Task to complete -
Among the entries below, how many lines include the string "panel"? Answer with only the number.

Records from a collection

>>

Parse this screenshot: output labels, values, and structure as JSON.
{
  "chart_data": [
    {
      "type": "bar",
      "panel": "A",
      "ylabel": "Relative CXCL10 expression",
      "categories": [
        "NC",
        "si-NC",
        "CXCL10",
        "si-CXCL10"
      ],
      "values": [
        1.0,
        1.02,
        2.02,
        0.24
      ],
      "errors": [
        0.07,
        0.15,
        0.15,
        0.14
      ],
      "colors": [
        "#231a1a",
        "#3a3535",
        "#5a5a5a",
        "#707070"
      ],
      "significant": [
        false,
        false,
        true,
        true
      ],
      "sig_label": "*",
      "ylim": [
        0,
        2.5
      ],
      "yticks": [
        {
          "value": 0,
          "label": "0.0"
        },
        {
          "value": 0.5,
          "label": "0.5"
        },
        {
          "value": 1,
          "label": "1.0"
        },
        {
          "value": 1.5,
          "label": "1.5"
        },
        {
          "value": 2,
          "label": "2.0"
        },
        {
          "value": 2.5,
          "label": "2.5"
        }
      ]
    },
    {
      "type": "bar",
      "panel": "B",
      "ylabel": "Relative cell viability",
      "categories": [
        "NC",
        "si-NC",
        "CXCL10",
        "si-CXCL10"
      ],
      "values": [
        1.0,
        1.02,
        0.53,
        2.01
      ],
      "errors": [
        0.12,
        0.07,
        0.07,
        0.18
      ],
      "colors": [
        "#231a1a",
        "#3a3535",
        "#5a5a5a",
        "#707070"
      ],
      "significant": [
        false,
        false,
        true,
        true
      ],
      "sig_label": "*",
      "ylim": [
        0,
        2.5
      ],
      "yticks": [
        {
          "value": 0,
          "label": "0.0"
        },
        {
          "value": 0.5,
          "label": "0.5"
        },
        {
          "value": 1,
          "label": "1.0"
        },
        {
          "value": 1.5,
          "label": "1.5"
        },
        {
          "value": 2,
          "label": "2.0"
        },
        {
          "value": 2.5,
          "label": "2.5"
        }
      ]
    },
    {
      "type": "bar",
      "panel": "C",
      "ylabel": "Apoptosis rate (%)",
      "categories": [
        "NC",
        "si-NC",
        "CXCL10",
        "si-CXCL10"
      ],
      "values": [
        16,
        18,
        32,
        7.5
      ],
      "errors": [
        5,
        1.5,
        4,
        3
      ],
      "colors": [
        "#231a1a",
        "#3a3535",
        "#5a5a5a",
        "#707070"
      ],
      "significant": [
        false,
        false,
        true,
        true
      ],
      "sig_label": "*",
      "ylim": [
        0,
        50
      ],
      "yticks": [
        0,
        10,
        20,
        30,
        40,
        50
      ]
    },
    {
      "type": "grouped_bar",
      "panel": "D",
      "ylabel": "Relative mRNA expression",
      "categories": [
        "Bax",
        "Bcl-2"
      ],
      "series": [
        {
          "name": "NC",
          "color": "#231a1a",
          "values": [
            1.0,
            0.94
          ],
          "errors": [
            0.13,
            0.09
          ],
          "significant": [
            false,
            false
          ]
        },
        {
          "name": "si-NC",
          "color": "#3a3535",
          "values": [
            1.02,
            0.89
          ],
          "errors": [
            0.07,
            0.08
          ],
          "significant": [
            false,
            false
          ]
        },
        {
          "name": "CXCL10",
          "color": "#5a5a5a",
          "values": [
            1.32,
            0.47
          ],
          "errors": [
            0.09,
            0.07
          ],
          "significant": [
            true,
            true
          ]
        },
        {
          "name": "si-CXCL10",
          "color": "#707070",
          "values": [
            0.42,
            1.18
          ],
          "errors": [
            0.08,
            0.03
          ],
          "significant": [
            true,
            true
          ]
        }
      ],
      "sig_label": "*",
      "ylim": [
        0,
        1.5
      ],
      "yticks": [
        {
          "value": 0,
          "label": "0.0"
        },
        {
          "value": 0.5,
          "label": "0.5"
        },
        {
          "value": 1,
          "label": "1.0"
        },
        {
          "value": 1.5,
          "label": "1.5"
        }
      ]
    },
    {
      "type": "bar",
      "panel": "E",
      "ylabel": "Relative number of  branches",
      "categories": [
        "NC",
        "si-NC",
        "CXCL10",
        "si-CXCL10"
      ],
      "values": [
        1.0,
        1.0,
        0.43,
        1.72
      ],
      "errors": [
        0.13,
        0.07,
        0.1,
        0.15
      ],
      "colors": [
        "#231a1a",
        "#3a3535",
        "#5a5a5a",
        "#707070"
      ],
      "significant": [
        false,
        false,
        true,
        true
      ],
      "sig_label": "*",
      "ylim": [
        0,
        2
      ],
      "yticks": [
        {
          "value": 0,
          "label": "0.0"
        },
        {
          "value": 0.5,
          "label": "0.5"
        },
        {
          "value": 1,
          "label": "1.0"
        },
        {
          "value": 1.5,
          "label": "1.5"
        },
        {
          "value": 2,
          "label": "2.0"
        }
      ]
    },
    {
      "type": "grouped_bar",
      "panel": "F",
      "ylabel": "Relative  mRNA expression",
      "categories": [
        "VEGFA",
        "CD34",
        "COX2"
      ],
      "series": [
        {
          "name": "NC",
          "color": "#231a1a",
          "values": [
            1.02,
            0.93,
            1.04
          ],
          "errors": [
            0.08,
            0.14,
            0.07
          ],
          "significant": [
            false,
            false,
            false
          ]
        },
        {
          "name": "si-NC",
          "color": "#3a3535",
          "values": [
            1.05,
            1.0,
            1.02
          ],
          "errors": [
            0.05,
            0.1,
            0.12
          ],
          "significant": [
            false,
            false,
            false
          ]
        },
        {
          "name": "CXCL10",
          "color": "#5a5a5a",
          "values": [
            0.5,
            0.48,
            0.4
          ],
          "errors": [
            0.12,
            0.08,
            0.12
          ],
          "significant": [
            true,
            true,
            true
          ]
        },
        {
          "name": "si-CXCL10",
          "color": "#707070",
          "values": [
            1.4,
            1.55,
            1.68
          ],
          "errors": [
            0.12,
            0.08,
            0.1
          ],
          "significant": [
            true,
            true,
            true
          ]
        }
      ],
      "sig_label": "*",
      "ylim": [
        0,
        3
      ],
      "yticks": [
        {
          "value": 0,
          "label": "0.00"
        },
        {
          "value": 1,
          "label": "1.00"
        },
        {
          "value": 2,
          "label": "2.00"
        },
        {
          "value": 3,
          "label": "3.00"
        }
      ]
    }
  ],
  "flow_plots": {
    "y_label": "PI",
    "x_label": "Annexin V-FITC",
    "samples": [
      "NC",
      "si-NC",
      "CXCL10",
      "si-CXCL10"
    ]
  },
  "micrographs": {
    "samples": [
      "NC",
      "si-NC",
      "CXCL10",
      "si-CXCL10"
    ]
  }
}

<<
>>

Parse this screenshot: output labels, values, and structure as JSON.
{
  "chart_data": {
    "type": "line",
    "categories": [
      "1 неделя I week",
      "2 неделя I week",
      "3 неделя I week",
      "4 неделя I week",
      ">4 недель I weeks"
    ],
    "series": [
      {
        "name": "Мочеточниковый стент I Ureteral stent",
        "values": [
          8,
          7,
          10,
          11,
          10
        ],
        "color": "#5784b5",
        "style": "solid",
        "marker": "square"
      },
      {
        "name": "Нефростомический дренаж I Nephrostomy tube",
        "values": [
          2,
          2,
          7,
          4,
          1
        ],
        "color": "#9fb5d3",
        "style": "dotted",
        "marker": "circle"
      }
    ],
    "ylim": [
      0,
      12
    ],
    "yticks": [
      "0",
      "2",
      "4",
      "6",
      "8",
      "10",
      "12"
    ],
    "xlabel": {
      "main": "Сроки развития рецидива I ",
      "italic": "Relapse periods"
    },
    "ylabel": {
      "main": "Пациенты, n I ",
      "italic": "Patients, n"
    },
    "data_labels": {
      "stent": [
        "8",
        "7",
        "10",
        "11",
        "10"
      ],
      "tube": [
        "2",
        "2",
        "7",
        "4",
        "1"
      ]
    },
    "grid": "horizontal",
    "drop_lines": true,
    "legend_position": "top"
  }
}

<<

Answer box -
6